Stored data entries
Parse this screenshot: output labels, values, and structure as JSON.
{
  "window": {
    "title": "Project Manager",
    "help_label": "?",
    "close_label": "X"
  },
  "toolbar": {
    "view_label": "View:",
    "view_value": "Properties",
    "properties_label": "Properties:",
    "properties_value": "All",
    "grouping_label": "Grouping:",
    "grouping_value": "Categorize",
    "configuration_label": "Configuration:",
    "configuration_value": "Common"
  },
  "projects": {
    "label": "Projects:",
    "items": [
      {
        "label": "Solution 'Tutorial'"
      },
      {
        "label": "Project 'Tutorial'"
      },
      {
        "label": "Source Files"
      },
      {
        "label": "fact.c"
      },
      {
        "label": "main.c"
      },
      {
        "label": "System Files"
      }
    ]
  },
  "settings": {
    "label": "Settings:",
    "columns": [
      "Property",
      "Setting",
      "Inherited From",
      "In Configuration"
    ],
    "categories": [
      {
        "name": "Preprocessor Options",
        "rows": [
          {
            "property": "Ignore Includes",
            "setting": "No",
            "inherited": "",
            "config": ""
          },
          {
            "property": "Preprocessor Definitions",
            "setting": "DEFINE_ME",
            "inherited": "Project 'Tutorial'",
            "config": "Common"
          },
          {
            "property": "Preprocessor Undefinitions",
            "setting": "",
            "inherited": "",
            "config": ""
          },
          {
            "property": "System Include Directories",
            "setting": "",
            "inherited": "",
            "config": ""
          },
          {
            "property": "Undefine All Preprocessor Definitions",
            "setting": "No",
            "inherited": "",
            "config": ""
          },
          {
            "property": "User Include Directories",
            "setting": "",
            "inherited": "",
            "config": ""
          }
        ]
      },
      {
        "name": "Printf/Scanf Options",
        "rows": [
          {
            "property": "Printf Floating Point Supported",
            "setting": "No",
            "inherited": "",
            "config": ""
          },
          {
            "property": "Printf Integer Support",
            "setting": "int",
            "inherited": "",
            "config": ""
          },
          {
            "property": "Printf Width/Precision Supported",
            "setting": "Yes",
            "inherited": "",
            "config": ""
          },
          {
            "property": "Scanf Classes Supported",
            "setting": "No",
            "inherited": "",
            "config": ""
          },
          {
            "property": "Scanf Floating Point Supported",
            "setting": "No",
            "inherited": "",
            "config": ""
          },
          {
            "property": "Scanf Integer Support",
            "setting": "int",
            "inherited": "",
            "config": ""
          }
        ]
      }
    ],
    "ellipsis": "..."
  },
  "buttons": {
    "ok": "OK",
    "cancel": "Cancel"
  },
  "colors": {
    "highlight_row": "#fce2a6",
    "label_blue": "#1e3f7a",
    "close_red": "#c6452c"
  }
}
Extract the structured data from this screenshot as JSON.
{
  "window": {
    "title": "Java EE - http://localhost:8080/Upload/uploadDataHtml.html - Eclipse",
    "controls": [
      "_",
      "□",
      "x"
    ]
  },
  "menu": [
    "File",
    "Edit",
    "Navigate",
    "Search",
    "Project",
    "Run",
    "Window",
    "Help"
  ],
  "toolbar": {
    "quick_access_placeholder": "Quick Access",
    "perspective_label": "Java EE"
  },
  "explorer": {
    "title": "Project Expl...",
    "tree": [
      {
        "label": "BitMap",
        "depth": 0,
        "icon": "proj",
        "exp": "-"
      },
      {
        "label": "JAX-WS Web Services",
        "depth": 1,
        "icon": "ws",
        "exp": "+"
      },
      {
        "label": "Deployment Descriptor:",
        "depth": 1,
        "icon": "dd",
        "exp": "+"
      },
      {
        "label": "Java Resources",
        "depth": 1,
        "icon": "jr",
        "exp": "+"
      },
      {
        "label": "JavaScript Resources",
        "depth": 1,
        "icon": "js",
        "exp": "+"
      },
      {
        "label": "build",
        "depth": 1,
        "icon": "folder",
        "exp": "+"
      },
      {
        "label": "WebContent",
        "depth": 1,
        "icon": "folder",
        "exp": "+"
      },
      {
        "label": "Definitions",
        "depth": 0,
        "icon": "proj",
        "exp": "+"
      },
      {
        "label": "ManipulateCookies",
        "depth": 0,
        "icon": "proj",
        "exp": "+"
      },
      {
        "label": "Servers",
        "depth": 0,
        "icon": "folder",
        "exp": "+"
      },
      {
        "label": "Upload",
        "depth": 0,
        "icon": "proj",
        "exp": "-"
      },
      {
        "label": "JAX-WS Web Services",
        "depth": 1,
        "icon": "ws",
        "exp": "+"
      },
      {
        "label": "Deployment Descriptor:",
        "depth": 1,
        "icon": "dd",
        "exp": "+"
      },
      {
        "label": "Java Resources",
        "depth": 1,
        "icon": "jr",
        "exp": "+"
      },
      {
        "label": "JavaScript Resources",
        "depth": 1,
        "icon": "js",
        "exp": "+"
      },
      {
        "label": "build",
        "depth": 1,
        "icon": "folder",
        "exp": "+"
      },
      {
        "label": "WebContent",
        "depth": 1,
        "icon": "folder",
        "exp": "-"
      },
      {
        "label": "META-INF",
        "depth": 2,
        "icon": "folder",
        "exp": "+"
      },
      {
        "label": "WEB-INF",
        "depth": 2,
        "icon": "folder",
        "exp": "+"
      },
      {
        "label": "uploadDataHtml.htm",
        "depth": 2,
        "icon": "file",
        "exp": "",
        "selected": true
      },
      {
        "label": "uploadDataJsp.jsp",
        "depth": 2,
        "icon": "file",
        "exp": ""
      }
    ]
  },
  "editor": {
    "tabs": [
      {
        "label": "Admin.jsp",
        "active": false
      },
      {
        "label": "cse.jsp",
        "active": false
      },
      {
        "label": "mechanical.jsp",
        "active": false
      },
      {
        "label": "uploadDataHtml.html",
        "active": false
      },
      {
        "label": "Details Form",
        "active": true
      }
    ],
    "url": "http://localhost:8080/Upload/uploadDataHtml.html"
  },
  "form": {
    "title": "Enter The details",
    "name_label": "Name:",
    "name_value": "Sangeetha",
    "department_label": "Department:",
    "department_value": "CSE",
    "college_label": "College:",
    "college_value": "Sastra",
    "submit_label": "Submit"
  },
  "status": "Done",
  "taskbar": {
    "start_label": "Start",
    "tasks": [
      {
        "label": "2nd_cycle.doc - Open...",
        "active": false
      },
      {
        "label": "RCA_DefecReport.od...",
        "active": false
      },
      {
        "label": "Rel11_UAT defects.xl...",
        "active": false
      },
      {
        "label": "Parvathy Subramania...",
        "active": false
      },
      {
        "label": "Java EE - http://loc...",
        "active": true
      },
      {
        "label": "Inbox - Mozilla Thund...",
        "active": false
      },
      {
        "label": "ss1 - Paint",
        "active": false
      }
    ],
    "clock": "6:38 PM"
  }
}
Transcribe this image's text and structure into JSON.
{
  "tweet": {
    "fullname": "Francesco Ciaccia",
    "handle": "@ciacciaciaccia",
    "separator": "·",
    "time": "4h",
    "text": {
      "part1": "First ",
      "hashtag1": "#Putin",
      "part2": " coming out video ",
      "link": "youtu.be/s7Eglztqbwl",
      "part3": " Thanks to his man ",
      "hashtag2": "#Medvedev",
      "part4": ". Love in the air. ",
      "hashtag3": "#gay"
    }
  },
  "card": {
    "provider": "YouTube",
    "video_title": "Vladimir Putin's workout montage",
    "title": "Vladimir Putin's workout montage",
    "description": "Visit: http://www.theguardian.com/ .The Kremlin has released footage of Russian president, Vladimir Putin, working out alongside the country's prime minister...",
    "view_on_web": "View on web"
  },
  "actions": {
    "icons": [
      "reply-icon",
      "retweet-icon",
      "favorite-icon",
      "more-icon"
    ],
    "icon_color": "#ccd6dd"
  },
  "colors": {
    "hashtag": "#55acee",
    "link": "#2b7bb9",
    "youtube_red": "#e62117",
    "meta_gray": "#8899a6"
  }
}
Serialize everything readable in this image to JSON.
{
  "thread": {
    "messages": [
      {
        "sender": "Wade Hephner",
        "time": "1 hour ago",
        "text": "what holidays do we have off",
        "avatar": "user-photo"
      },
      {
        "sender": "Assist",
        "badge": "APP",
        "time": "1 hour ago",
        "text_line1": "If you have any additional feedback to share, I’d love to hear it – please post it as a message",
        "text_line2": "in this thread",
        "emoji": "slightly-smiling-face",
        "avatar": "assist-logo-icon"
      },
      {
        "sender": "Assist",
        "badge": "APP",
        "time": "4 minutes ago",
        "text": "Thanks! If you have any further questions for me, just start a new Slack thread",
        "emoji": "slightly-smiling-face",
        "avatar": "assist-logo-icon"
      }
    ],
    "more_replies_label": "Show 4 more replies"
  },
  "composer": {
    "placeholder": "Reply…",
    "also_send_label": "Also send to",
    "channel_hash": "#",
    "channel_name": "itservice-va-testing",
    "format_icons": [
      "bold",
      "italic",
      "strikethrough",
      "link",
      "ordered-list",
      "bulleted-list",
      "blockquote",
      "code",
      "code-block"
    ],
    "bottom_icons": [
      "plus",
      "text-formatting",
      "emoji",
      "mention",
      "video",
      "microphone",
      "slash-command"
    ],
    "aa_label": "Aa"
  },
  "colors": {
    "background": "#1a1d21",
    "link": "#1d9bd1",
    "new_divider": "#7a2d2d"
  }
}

- [Your objective] Your task is to return, exactly and on their own, the lines from the one containing "Serialize everything readable" through the last line of the listing.

- [Final result]
Serialize everything readable in this image to JSON.
{
  "thread": {
    "messages": [
      {
        "sender": "Wade Hephner",
        "time": "1 hour ago",
        "text": "what holidays do we have off",
        "avatar": "user-photo"
      },
      {
        "sender": "Assist",
        "badge": "APP",
        "time": "1 hour ago",
        "text_line1": "If you have any additional feedback to share, I’d love to hear it – please post it as a message",
        "text_line2": "in this thread",
        "emoji": "slightly-smiling-face",
        "avatar": "assist-logo-icon"
      },
      {
        "sender": "Assist",
        "badge": "APP",
        "time": "4 minutes ago",
        "text": "Thanks! If you have any further questions for me, just start a new Slack thread",
        "emoji": "slightly-smiling-face",
        "avatar": "assist-logo-icon"
      }
    ],
    "more_replies_label": "Show 4 more replies"
  },
  "composer": {
    "placeholder": "Reply…",
    "also_send_label": "Also send to",
    "channel_hash": "#",
    "channel_name": "itservice-va-testing",
    "format_icons": [
      "bold",
      "italic",
      "strikethrough",
      "link",
      "ordered-list",
      "bulleted-list",
      "blockquote",
      "code",
      "code-block"
    ],
    "bottom_icons": [
      "plus",
      "text-formatting",
      "emoji",
      "mention",
      "video",
      "microphone",
      "slash-command"
    ],
    "aa_label": "Aa"
  },
  "colors": {
    "background": "#1a1d21",
    "link": "#1d9bd1",
    "new_divider": "#7a2d2d"
  }
}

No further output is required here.